### Problem statement
Tally up the lines that include "КМНС" and state that number by itself.

### Information shown
....

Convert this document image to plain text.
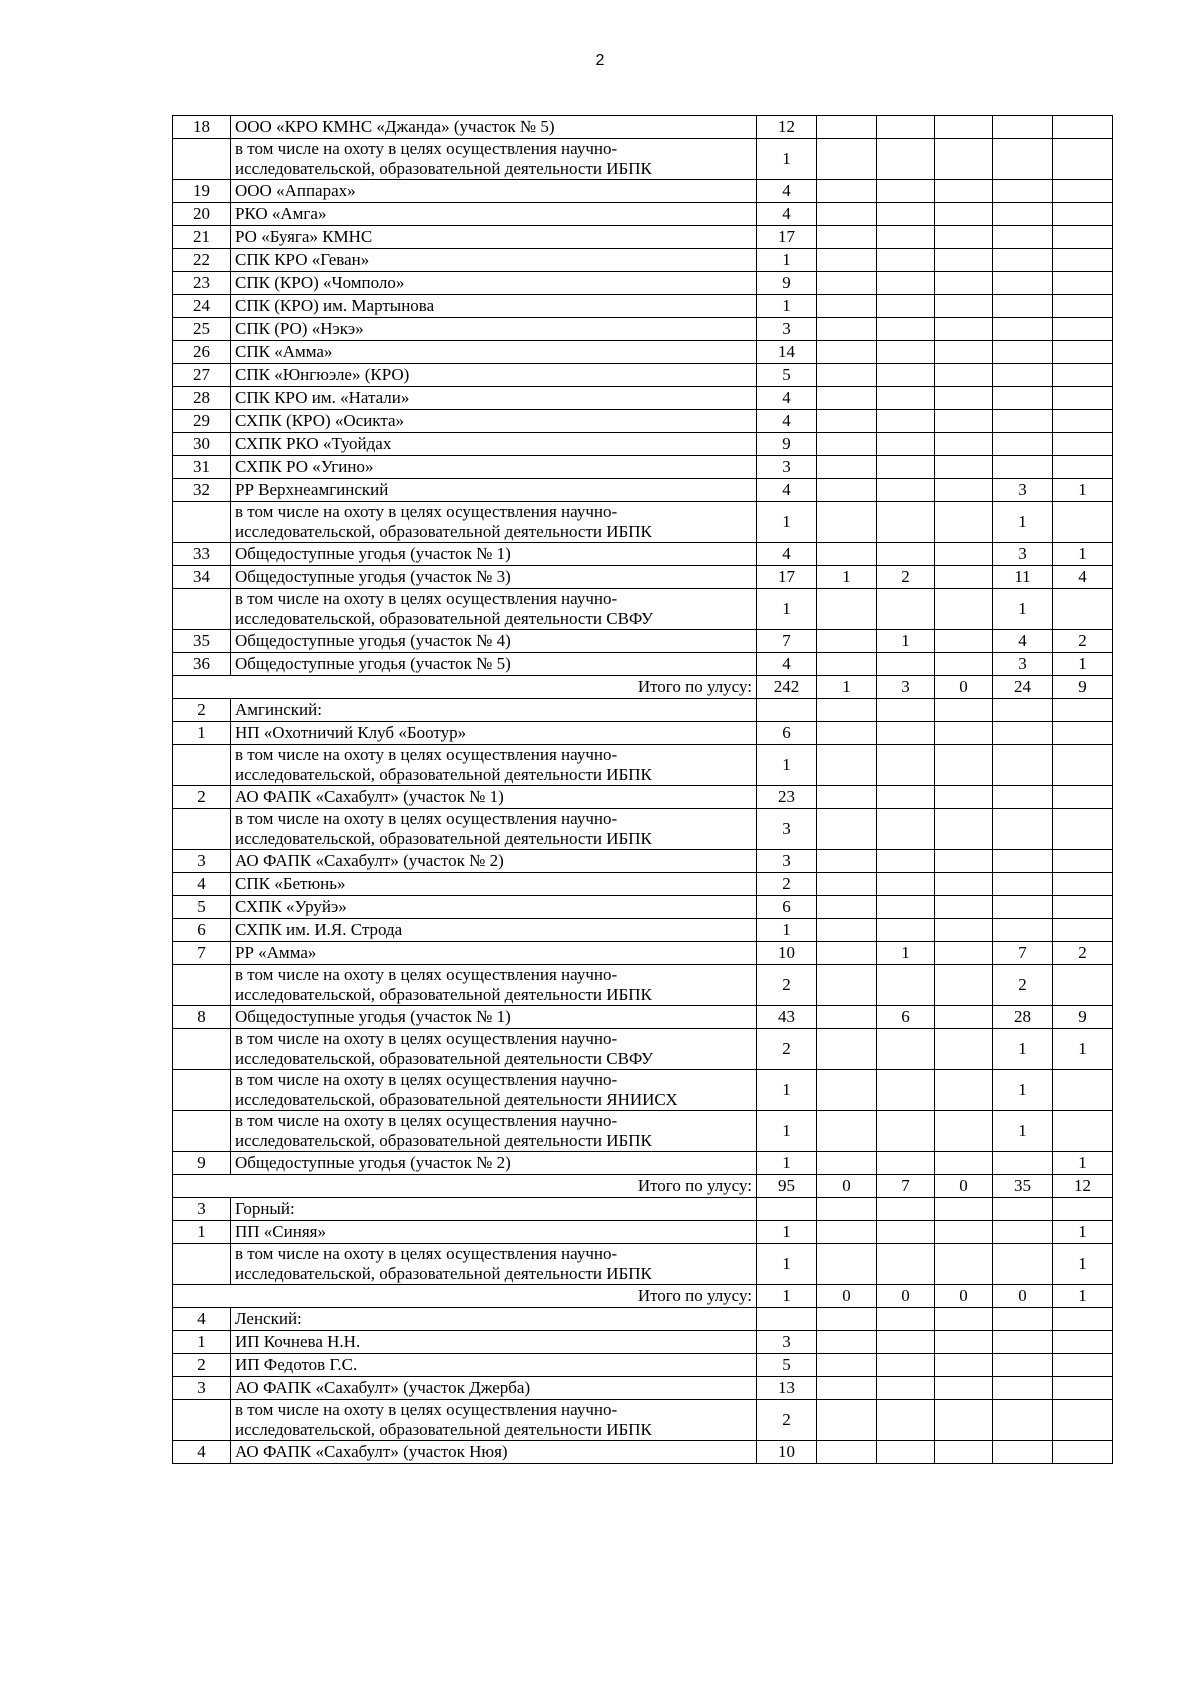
2
18	ООО «КРО КМНС «Джанда» (участок № 5)	12					
	в том числе на охоту в целях осуществления научно-исследовательской, образовательной деятельности ИБПК	1					
19	ООО «Аппарах»	4					
20	РКО «Амга»	4					
21	РО «Буяга» КМНС	17					
22	СПК КРО «Геван»	1					
23	СПК (КРО) «Чомполо»	9					
24	СПК (КРО) им. Мартынова	1					
25	СПК (РО) «Нэкэ»	3					
26	СПК «Амма»	14					
27	СПК «Юнгюэле» (КРО)	5					
28	СПК КРО им. «Натали»	4					
29	СХПК (КРО) «Осикта»	4					
30	СХПК РКО «Туойдах	9					
31	СХПК РО «Угино»	3					
32	РР Верхнеамгинский	4				3	1
	в том числе на охоту в целях осуществления научно-исследовательской, образовательной деятельности ИБПК	1				1	
33	Общедоступные угодья (участок № 1)	4				3	1
34	Общедоступные угодья (участок № 3)	17	1	2		11	4
	в том числе на охоту в целях осуществления научно-исследовательской, образовательной деятельности СВФУ	1				1	
35	Общедоступные угодья (участок № 4)	7		1		4	2
36	Общедоступные угодья (участок № 5)	4				3	1
Итого по улусу:		242	1	3	0	24	9
2	Амгинский:						
1	НП «Охотничий Клуб «Боотур»	6					
	в том числе на охоту в целях осуществления научно-исследовательской, образовательной деятельности ИБПК	1					
2	АО ФАПК «Сахабулт» (участок № 1)	23					
	в том числе на охоту в целях осуществления научно-исследовательской, образовательной деятельности ИБПК	3					
3	АО ФАПК «Сахабулт» (участок № 2)	3					
4	СПК «Бетюнь»	2					
5	СХПК «Уруйэ»	6					
6	СХПК им. И.Я. Строда	1					
7	РР «Амма»	10		1		7	2
	в том числе на охоту в целях осуществления научно-исследовательской, образовательной деятельности ИБПК	2				2	
8	Общедоступные угодья (участок № 1)	43		6		28	9
	в том числе на охоту в целях осуществления научно-исследовательской, образовательной деятельности СВФУ	2				1	1
	в том числе на охоту в целях осуществления научно-исследовательской, образовательной деятельности ЯНИИСХ	1				1	
	в том числе на охоту в целях осуществления научно-исследовательской, образовательной деятельности ИБПК	1				1	
9	Общедоступные угодья (участок № 2)	1					1
Итого по улусу:		95	0	7	0	35	12
3	Горный:						
1	ПП «Синяя»	1					1
	в том числе на охоту в целях осуществления научно-исследовательской, образовательной деятельности ИБПК	1					1
Итого по улусу:		1	0	0	0	0	1
4	Ленский:						
1	ИП Кочнева Н.Н.	3					
2	ИП Федотов Г.С.	5					
3	АО ФАПК «Сахабулт» (участок Джерба)	13					
	в том числе на охоту в целях осуществления научно-исследовательской, образовательной деятельности ИБПК	2					
4	АО ФАПК «Сахабулт» (участок Нюя)	10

....

### Full answer
2